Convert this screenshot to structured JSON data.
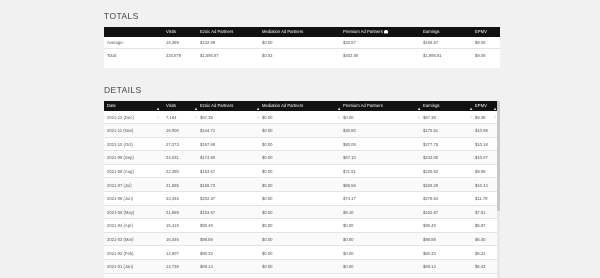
{
  "totals_title": "TOTALS",
  "details_title": "DETAILS",
  "totals": {
    "headers": [
      "",
      "Visits",
      "Ezoic Ad Partners",
      "Mediation Ad Partners",
      "Premium Ad Partners",
      "Earnings",
      "EPMV"
    ],
    "rows": [
      [
        "Average:",
        "18,389",
        "$132.99",
        "$0.00",
        "$33.57",
        "$166.57",
        "$9.06"
      ],
      [
        "Total:",
        "220,679",
        "$1,595.87",
        "$0.03",
        "$402.90",
        "$1,998.81",
        "$9.06"
      ]
    ]
  },
  "details": {
    "headers": [
      "Date",
      "Visits",
      "Ezoic Ad Partners",
      "Mediation Ad Partners",
      "Premium Ad Partners",
      "Earnings",
      "EPMV"
    ],
    "rows": [
      [
        "2021-12 (Dec)",
        "7,184",
        "$67.38",
        "$0.00",
        "$0.00",
        "$67.38",
        "$9.38"
      ],
      [
        "2021-11 (Nov)",
        "16,000",
        "$144.71",
        "$0.00",
        "$30.80",
        "$175.51",
        "$10.99"
      ],
      [
        "2021-10 (Oct)",
        "27,273",
        "$197.69",
        "$0.00",
        "$80.06",
        "$277.75",
        "$10.18"
      ],
      [
        "2021-09 (Sep)",
        "24,031",
        "$174.90",
        "$0.00",
        "$67.10",
        "$242.00",
        "$10.07"
      ],
      [
        "2021-08 (Aug)",
        "22,390",
        "$153.67",
        "$0.00",
        "$71.91",
        "$225.62",
        "$9.99"
      ],
      [
        "2021-07 (Jul)",
        "21,685",
        "$159.73",
        "$0.00",
        "$66.56",
        "$226.29",
        "$10.44"
      ],
      [
        "2021-06 (Jun)",
        "23,446",
        "$202.37",
        "$0.00",
        "$74.17",
        "$276.54",
        "$11.79"
      ],
      [
        "2021-05 (May)",
        "21,689",
        "$153.57",
        "$0.00",
        "$9.10",
        "$162.67",
        "$7.51"
      ],
      [
        "2021-04 (Apr)",
        "15,419",
        "$90.49",
        "$0.00",
        "$0.00",
        "$90.49",
        "$5.87"
      ],
      [
        "2021-03 (Mar)",
        "16,446",
        "$98.89",
        "$0.00",
        "$0.00",
        "$98.89",
        "$6.40"
      ],
      [
        "2021-02 (Feb)",
        "12,907",
        "$80.33",
        "$0.00",
        "$0.00",
        "$80.33",
        "$6.22"
      ],
      [
        "2021-01 (Jan)",
        "12,738",
        "$69.14",
        "$0.00",
        "$0.00",
        "$69.14",
        "$5.43"
      ]
    ]
  }
}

### [WHAT TO WORK ON]
Copy the listing exactly. Any image in it stays out of the copy.

### [REPLY]
Convert this screenshot to structured JSON data.
{
  "totals_title": "TOTALS",
  "details_title": "DETAILS",
  "totals": {
    "headers": [
      "",
      "Visits",
      "Ezoic Ad Partners",
      "Mediation Ad Partners",
      "Premium Ad Partners",
      "Earnings",
      "EPMV"
    ],
    "rows": [
      [
        "Average:",
        "18,389",
        "$132.99",
        "$0.00",
        "$33.57",
        "$166.57",
        "$9.06"
      ],
      [
        "Total:",
        "220,679",
        "$1,595.87",
        "$0.03",
        "$402.90",
        "$1,998.81",
        "$9.06"
      ]
    ]
  },
  "details": {
    "headers": [
      "Date",
      "Visits",
      "Ezoic Ad Partners",
      "Mediation Ad Partners",
      "Premium Ad Partners",
      "Earnings",
      "EPMV"
    ],
    "rows": [
      [
        "2021-12 (Dec)",
        "7,184",
        "$67.38",
        "$0.00",
        "$0.00",
        "$67.38",
        "$9.38"
      ],
      [
        "2021-11 (Nov)",
        "16,000",
        "$144.71",
        "$0.00",
        "$30.80",
        "$175.51",
        "$10.99"
      ],
      [
        "2021-10 (Oct)",
        "27,273",
        "$197.69",
        "$0.00",
        "$80.06",
        "$277.75",
        "$10.18"
      ],
      [
        "2021-09 (Sep)",
        "24,031",
        "$174.90",
        "$0.00",
        "$67.10",
        "$242.00",
        "$10.07"
      ],
      [
        "2021-08 (Aug)",
        "22,390",
        "$153.67",
        "$0.00",
        "$71.91",
        "$225.62",
        "$9.99"
      ],
      [
        "2021-07 (Jul)",
        "21,685",
        "$159.73",
        "$0.00",
        "$66.56",
        "$226.29",
        "$10.44"
      ],
      [
        "2021-06 (Jun)",
        "23,446",
        "$202.37",
        "$0.00",
        "$74.17",
        "$276.54",
        "$11.79"
      ],
      [
        "2021-05 (May)",
        "21,689",
        "$153.57",
        "$0.00",
        "$9.10",
        "$162.67",
        "$7.51"
      ],
      [
        "2021-04 (Apr)",
        "15,419",
        "$90.49",
        "$0.00",
        "$0.00",
        "$90.49",
        "$5.87"
      ],
      [
        "2021-03 (Mar)",
        "16,446",
        "$98.89",
        "$0.00",
        "$0.00",
        "$98.89",
        "$6.40"
      ],
      [
        "2021-02 (Feb)",
        "12,907",
        "$80.33",
        "$0.00",
        "$0.00",
        "$80.33",
        "$6.22"
      ],
      [
        "2021-01 (Jan)",
        "12,738",
        "$69.14",
        "$0.00",
        "$0.00",
        "$69.14",
        "$5.43"
      ]
    ]
  }
}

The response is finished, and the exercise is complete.